>> Begin Extracted entries

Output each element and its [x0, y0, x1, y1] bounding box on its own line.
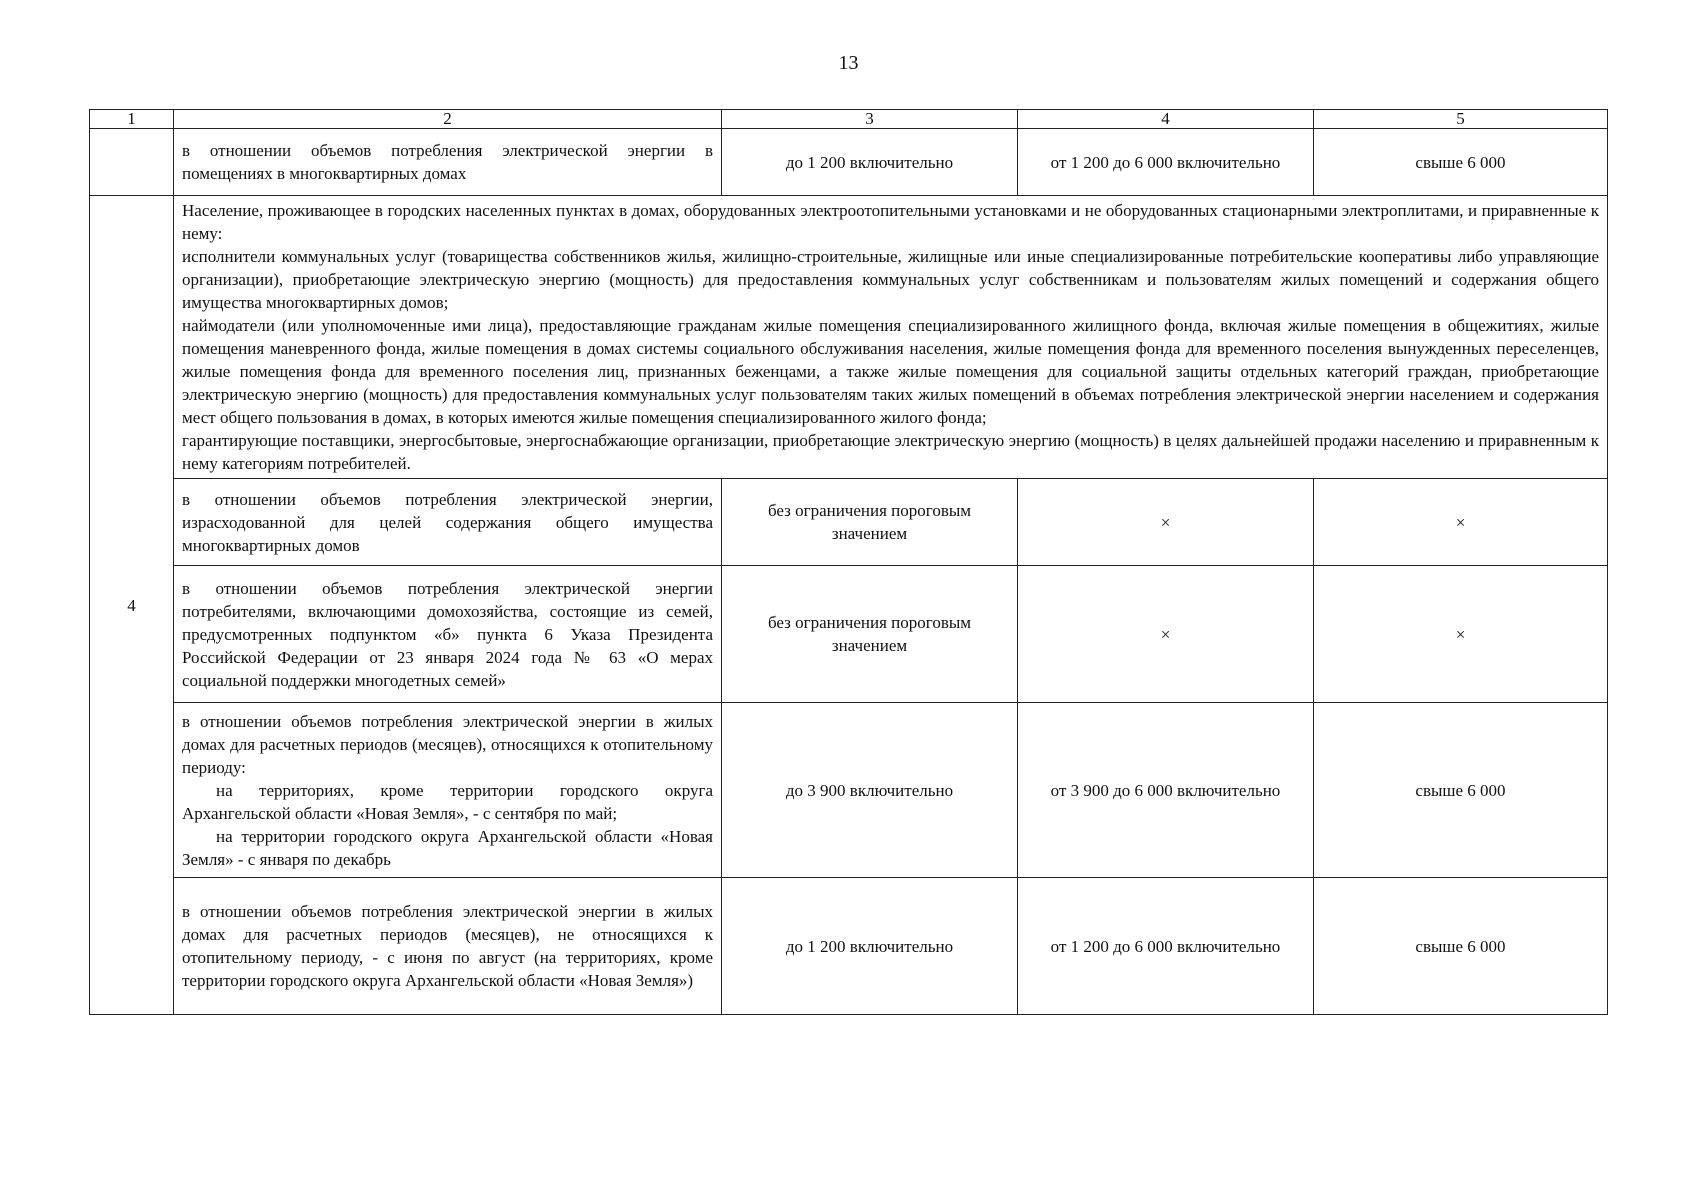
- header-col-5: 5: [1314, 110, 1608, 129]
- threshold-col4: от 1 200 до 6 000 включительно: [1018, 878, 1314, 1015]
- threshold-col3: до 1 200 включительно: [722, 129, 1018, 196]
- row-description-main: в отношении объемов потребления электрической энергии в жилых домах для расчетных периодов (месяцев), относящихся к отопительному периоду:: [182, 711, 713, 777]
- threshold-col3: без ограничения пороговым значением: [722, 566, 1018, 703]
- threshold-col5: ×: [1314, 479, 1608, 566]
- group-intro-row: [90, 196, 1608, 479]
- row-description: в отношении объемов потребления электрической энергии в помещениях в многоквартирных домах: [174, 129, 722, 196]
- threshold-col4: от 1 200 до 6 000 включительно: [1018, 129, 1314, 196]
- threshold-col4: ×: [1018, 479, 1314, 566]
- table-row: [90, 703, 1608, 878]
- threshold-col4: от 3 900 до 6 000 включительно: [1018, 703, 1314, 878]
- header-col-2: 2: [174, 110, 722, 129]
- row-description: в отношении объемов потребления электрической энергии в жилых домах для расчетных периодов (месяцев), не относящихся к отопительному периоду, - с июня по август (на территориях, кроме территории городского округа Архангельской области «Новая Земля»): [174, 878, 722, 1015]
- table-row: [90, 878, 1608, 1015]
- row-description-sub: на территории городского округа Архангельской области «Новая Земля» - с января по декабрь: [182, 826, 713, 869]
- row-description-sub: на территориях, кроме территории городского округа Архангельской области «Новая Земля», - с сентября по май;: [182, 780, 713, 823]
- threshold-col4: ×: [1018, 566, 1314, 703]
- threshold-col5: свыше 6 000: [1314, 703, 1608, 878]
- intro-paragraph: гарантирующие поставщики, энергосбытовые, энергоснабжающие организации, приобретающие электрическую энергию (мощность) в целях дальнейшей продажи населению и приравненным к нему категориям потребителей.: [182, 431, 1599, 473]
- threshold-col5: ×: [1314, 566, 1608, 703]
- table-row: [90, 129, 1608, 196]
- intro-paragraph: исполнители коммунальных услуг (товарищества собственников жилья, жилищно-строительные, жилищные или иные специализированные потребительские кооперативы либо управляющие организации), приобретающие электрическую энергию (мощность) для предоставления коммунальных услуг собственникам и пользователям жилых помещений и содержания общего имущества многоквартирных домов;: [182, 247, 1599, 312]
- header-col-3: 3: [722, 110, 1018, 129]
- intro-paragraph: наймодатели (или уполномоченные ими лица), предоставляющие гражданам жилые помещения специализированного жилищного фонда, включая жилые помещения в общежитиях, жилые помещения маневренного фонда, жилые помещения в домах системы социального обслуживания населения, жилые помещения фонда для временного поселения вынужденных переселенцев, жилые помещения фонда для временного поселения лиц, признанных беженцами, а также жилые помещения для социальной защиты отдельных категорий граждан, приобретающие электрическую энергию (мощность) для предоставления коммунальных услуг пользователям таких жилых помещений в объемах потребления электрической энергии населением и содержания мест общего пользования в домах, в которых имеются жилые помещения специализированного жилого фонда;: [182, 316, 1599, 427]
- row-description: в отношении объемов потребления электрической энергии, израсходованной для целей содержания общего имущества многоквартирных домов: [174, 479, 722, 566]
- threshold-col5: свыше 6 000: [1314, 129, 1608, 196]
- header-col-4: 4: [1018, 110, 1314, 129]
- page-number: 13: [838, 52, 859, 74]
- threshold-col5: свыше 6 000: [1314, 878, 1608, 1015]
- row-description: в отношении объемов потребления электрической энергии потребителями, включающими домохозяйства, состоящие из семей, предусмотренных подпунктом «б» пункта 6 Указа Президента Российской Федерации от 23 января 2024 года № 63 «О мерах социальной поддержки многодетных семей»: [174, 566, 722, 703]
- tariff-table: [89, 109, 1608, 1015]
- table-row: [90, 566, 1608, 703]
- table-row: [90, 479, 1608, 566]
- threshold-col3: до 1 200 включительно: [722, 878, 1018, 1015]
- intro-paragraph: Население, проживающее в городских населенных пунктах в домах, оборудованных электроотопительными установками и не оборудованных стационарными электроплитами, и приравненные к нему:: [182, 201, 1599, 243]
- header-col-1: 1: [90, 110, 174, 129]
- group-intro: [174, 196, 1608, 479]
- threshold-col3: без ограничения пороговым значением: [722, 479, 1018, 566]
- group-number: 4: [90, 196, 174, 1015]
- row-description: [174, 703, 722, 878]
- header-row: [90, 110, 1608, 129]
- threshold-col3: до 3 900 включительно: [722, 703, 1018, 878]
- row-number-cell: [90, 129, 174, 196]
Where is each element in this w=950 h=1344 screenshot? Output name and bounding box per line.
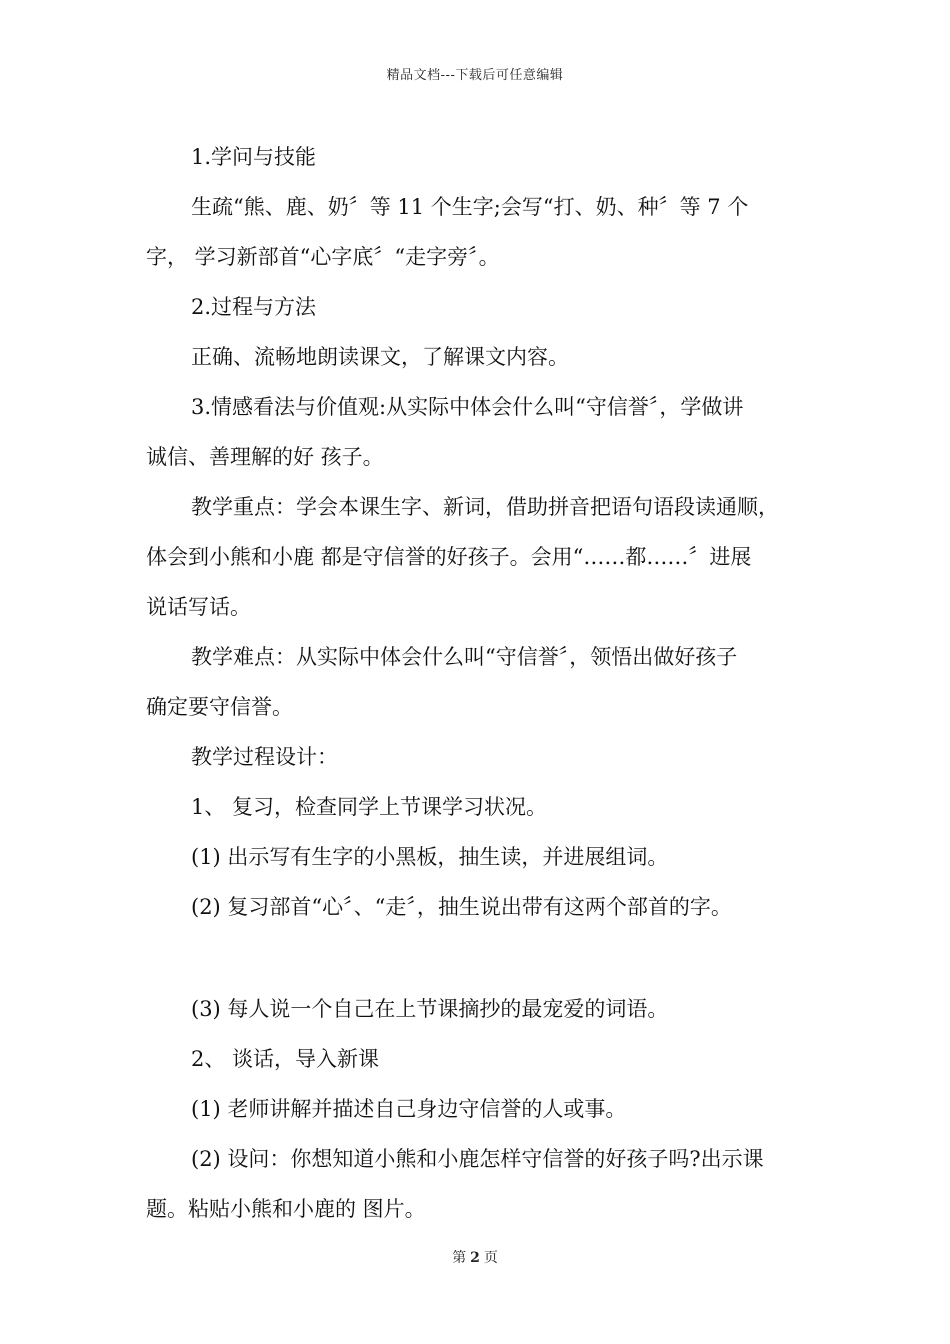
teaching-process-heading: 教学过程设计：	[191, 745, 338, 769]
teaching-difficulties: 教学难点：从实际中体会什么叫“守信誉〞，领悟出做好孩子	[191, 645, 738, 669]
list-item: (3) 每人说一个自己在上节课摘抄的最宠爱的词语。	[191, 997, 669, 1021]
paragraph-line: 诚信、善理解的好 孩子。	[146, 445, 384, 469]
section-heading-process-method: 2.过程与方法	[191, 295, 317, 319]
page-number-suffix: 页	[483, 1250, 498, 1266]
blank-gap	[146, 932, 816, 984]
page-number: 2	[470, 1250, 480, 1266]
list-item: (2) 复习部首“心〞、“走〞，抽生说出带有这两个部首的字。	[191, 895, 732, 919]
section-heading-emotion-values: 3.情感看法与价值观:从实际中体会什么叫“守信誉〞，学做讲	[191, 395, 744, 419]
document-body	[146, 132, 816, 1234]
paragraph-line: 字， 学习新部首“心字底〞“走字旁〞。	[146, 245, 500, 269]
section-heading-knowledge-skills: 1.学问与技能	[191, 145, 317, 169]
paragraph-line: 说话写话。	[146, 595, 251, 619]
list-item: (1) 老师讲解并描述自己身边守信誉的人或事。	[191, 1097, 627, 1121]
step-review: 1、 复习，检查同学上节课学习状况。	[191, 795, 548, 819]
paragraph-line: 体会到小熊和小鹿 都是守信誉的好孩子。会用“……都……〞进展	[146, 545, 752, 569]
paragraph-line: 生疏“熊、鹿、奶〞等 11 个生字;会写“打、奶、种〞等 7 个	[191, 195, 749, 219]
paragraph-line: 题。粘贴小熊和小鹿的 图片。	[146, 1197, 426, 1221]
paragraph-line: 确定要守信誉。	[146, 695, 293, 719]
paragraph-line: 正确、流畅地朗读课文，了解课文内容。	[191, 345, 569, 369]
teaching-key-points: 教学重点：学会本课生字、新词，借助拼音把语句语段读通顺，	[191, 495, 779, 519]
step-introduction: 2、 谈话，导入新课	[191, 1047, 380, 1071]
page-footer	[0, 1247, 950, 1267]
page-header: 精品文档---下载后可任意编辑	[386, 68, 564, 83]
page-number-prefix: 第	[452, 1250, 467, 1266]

>> End Extracted entries

→ **Instructions to follow**
Please rewrite all the items above with "threshold-col4" renamed to "limit-col4" and everything else unchanged. Leave the pictures out of your answer.

→ **Exercise solution**
Output each element and its [x0, y0, x1, y1] bounding box on its own line.
- header-col-5: 5: [1314, 110, 1608, 129]
- limit-col4: от 1 200 до 6 000 включительно: [1018, 878, 1314, 1015]
- threshold-col3: до 1 200 включительно: [722, 129, 1018, 196]
- row-description-main: в отношении объемов потребления электрической энергии в жилых домах для расчетных периодов (месяцев), относящихся к отопительному периоду:: [182, 711, 713, 777]
- threshold-col3: без ограничения пороговым значением: [722, 566, 1018, 703]
- threshold-col5: ×: [1314, 479, 1608, 566]
- group-intro-row: [90, 196, 1608, 479]
- row-description: в отношении объемов потребления электрической энергии в помещениях в многоквартирных домах: [174, 129, 722, 196]
- limit-col4: от 1 200 до 6 000 включительно: [1018, 129, 1314, 196]
- limit-col4: ×: [1018, 479, 1314, 566]
- table-row: [90, 703, 1608, 878]
- limit-col4: от 3 900 до 6 000 включительно: [1018, 703, 1314, 878]
- header-col-2: 2: [174, 110, 722, 129]
- row-description: в отношении объемов потребления электрической энергии в жилых домах для расчетных периодов (месяцев), не относящихся к отопительному периоду, - с июня по август (на территориях, кроме территории городского округа Архангельской области «Новая Земля»): [174, 878, 722, 1015]
- table-row: [90, 878, 1608, 1015]
- row-description-sub: на территории городского округа Архангельской области «Новая Земля» - с января по декабрь: [182, 826, 713, 869]
- row-description-sub: на территориях, кроме территории городского округа Архангельской области «Новая Земля», - с сентября по май;: [182, 780, 713, 823]
- limit-col4: ×: [1018, 566, 1314, 703]
- threshold-col5: свыше 6 000: [1314, 703, 1608, 878]
- intro-paragraph: гарантирующие поставщики, энергосбытовые, энергоснабжающие организации, приобретающие электрическую энергию (мощность) в целях дальнейшей продажи населению и приравненным к нему категориям потребителей.: [182, 431, 1599, 473]
- threshold-col5: ×: [1314, 566, 1608, 703]
- table-row: [90, 129, 1608, 196]
- intro-paragraph: исполнители коммунальных услуг (товарищества собственников жилья, жилищно-строительные, жилищные или иные специализированные потребительские кооперативы либо управляющие организации), приобретающие электрическую энергию (мощность) для предоставления коммунальных услуг собственникам и пользователям жилых помещений и содержания общего имущества многоквартирных домов;: [182, 247, 1599, 312]
- header-col-3: 3: [722, 110, 1018, 129]
- intro-paragraph: наймодатели (или уполномоченные ими лица), предоставляющие гражданам жилые помещения специализированного жилищного фонда, включая жилые помещения в общежитиях, жилые помещения маневренного фонда, жилые помещения в домах системы социального обслуживания населения, жилые помещения фонда для временного поселения вынужденных переселенцев, жилые помещения фонда для временного поселения лиц, признанных беженцами, а также жилые помещения для социальной защиты отдельных категорий граждан, приобретающие электрическую энергию (мощность) для предоставления коммунальных услуг пользователям таких жилых помещений в объемах потребления электрической энергии населением и содержания мест общего пользования в домах, в которых имеются жилые помещения специализированного жилого фонда;: [182, 316, 1599, 427]
- row-description: в отношении объемов потребления электрической энергии, израсходованной для целей содержания общего имущества многоквартирных домов: [174, 479, 722, 566]
- threshold-col5: свыше 6 000: [1314, 129, 1608, 196]
- header-col-4: 4: [1018, 110, 1314, 129]
- page-number: 13: [838, 52, 859, 74]
- threshold-col5: свыше 6 000: [1314, 878, 1608, 1015]
- row-description: в отношении объемов потребления электрической энергии потребителями, включающими домохозяйства, состоящие из семей, предусмотренных подпунктом «б» пункта 6 Указа Президента Российской Федерации от 23 января 2024 года № 63 «О мерах социальной поддержки многодетных семей»: [174, 566, 722, 703]
- tariff-table: [89, 109, 1608, 1015]
- table-row: [90, 566, 1608, 703]
- table-row: [90, 479, 1608, 566]
- threshold-col3: до 1 200 включительно: [722, 878, 1018, 1015]
- intro-paragraph: Население, проживающее в городских населенных пунктах в домах, оборудованных электроотопительными установками и не оборудованных стационарными электроплитами, и приравненные к нему:: [182, 201, 1599, 243]
- header-col-1: 1: [90, 110, 174, 129]
- group-intro: [174, 196, 1608, 479]
- threshold-col3: без ограничения пороговым значением: [722, 479, 1018, 566]
- group-number: 4: [90, 196, 174, 1015]
- row-description: [174, 703, 722, 878]
- header-row: [90, 110, 1608, 129]
- threshold-col3: до 3 900 включительно: [722, 703, 1018, 878]
- row-number-cell: [90, 129, 174, 196]
Where is each element in this w=950 h=1344 screenshot? Output name and bounding box per line.
teaching-process-heading: 教学过程设计：	[191, 745, 338, 769]
teaching-difficulties: 教学难点：从实际中体会什么叫“守信誉〞，领悟出做好孩子	[191, 645, 738, 669]
list-item: (3) 每人说一个自己在上节课摘抄的最宠爱的词语。	[191, 997, 669, 1021]
paragraph-line: 诚信、善理解的好 孩子。	[146, 445, 384, 469]
section-heading-process-method: 2.过程与方法	[191, 295, 317, 319]
page-number-suffix: 页	[483, 1250, 498, 1266]
blank-gap	[146, 932, 816, 984]
page-number: 2	[470, 1250, 480, 1266]
list-item: (2) 复习部首“心〞、“走〞，抽生说出带有这两个部首的字。	[191, 895, 732, 919]
section-heading-emotion-values: 3.情感看法与价值观:从实际中体会什么叫“守信誉〞，学做讲	[191, 395, 744, 419]
document-body	[146, 132, 816, 1234]
paragraph-line: 字， 学习新部首“心字底〞“走字旁〞。	[146, 245, 500, 269]
section-heading-knowledge-skills: 1.学问与技能	[191, 145, 317, 169]
paragraph-line: 说话写话。	[146, 595, 251, 619]
list-item: (1) 老师讲解并描述自己身边守信誉的人或事。	[191, 1097, 627, 1121]
step-review: 1、 复习，检查同学上节课学习状况。	[191, 795, 548, 819]
paragraph-line: 体会到小熊和小鹿 都是守信誉的好孩子。会用“……都……〞进展	[146, 545, 752, 569]
paragraph-line: 生疏“熊、鹿、奶〞等 11 个生字;会写“打、奶、种〞等 7 个	[191, 195, 749, 219]
paragraph-line: 题。粘贴小熊和小鹿的 图片。	[146, 1197, 426, 1221]
paragraph-line: 确定要守信誉。	[146, 695, 293, 719]
paragraph-line: 正确、流畅地朗读课文，了解课文内容。	[191, 345, 569, 369]
teaching-key-points: 教学重点：学会本课生字、新词，借助拼音把语句语段读通顺，	[191, 495, 779, 519]
step-introduction: 2、 谈话，导入新课	[191, 1047, 380, 1071]
page-footer	[0, 1247, 950, 1267]
page-header: 精品文档---下载后可任意编辑	[386, 68, 564, 83]
page-number-prefix: 第	[452, 1250, 467, 1266]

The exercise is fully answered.